*Task details*: Write the material out again in full, exactly.

*The input*:

——

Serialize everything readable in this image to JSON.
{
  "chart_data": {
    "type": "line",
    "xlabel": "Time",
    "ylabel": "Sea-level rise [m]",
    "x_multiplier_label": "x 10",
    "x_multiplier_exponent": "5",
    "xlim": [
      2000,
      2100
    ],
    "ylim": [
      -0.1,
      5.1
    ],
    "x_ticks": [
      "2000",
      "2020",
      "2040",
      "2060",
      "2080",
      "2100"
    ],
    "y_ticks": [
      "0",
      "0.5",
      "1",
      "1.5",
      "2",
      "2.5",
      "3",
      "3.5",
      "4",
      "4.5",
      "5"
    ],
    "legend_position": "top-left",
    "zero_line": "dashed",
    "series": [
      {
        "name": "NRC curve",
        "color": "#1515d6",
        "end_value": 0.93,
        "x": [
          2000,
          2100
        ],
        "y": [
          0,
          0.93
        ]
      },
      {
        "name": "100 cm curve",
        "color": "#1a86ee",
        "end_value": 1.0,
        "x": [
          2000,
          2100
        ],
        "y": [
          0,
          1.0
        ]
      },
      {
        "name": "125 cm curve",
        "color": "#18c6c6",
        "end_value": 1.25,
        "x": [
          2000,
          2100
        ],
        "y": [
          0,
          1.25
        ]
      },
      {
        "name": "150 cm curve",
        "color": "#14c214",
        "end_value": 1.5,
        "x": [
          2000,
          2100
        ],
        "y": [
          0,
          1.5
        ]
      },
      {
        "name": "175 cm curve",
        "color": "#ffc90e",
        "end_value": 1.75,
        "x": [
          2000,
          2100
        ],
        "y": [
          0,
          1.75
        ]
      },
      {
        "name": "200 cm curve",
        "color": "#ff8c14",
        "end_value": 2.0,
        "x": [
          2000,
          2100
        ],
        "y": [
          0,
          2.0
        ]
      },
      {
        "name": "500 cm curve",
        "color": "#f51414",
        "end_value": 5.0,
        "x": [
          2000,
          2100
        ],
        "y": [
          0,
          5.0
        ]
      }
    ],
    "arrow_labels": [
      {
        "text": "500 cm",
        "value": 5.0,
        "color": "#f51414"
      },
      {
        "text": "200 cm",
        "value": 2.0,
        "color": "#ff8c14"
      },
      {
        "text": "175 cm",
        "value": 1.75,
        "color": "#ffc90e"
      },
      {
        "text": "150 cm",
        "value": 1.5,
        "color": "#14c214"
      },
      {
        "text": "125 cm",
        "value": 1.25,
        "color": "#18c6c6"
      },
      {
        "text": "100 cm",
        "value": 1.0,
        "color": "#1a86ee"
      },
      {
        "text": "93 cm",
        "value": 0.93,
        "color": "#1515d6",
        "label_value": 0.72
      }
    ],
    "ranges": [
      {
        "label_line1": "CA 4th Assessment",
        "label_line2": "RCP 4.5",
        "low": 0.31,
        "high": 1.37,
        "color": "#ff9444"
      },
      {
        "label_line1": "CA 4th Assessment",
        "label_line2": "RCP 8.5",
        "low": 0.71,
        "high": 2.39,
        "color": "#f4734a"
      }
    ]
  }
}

——

*Answer*:
Serialize everything readable in this image to JSON.
{
  "chart_data": {
    "type": "line",
    "xlabel": "Time",
    "ylabel": "Sea-level rise [m]",
    "x_multiplier_label": "x 10",
    "x_multiplier_exponent": "5",
    "xlim": [
      2000,
      2100
    ],
    "ylim": [
      -0.1,
      5.1
    ],
    "x_ticks": [
      "2000",
      "2020",
      "2040",
      "2060",
      "2080",
      "2100"
    ],
    "y_ticks": [
      "0",
      "0.5",
      "1",
      "1.5",
      "2",
      "2.5",
      "3",
      "3.5",
      "4",
      "4.5",
      "5"
    ],
    "legend_position": "top-left",
    "zero_line": "dashed",
    "series": [
      {
        "name": "NRC curve",
        "color": "#1515d6",
        "end_value": 0.93,
        "x": [
          2000,
          2100
        ],
        "y": [
          0,
          0.93
        ]
      },
      {
        "name": "100 cm curve",
        "color": "#1a86ee",
        "end_value": 1.0,
        "x": [
          2000,
          2100
        ],
        "y": [
          0,
          1.0
        ]
      },
      {
        "name": "125 cm curve",
        "color": "#18c6c6",
        "end_value": 1.25,
        "x": [
          2000,
          2100
        ],
        "y": [
          0,
          1.25
        ]
      },
      {
        "name": "150 cm curve",
        "color": "#14c214",
        "end_value": 1.5,
        "x": [
          2000,
          2100
        ],
        "y": [
          0,
          1.5
        ]
      },
      {
        "name": "175 cm curve",
        "color": "#ffc90e",
        "end_value": 1.75,
        "x": [
          2000,
          2100
        ],
        "y": [
          0,
          1.75
        ]
      },
      {
        "name": "200 cm curve",
        "color": "#ff8c14",
        "end_value": 2.0,
        "x": [
          2000,
          2100
        ],
        "y": [
          0,
          2.0
        ]
      },
      {
        "name": "500 cm curve",
        "color": "#f51414",
        "end_value": 5.0,
        "x": [
          2000,
          2100
        ],
        "y": [
          0,
          5.0
        ]
      }
    ],
    "arrow_labels": [
      {
        "text": "500 cm",
        "value": 5.0,
        "color": "#f51414"
      },
      {
        "text": "200 cm",
        "value": 2.0,
        "color": "#ff8c14"
      },
      {
        "text": "175 cm",
        "value": 1.75,
        "color": "#ffc90e"
      },
      {
        "text": "150 cm",
        "value": 1.5,
        "color": "#14c214"
      },
      {
        "text": "125 cm",
        "value": 1.25,
        "color": "#18c6c6"
      },
      {
        "text": "100 cm",
        "value": 1.0,
        "color": "#1a86ee"
      },
      {
        "text": "93 cm",
        "value": 0.93,
        "color": "#1515d6",
        "label_value": 0.72
      }
    ],
    "ranges": [
      {
        "label_line1": "CA 4th Assessment",
        "label_line2": "RCP 4.5",
        "low": 0.31,
        "high": 1.37,
        "color": "#ff9444"
      },
      {
        "label_line1": "CA 4th Assessment",
        "label_line2": "RCP 8.5",
        "low": 0.71,
        "high": 2.39,
        "color": "#f4734a"
      }
    ]
  }
}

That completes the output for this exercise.